## Exercise instructions
In the records that follow, locate every line with "state" and extract it.

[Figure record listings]
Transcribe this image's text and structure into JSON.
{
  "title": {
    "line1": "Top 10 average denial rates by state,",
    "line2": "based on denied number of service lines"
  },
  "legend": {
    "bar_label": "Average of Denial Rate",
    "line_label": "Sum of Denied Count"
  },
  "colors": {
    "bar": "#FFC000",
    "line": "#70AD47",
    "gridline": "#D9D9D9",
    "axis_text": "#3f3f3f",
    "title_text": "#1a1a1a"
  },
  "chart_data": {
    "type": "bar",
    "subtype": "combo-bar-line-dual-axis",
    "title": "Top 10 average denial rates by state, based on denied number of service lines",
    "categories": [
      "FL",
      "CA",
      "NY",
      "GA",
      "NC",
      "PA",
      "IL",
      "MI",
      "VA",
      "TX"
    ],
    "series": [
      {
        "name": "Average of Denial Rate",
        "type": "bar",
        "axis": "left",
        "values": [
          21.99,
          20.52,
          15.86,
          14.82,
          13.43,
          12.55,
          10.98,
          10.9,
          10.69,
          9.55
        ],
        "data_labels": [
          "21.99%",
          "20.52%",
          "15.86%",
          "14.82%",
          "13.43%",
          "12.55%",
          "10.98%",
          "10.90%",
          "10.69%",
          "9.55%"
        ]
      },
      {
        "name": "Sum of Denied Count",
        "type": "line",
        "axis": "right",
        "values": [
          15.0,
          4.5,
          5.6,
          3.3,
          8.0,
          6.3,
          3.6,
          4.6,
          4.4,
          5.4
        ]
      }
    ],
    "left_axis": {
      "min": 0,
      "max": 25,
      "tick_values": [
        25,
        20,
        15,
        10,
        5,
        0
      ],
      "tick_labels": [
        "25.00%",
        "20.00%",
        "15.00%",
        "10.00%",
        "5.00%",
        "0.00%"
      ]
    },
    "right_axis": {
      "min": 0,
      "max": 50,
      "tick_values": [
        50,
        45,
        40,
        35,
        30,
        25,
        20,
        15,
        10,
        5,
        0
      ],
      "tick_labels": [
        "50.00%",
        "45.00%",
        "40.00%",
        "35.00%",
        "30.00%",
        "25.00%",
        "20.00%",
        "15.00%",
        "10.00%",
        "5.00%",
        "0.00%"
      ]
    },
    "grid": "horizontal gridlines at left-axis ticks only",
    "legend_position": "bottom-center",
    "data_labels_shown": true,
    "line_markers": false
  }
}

## The output
    "line1": "Top 10 average denial rates by state,",
    "title": "Top 10 average denial rates by state, based on denied number of service lines",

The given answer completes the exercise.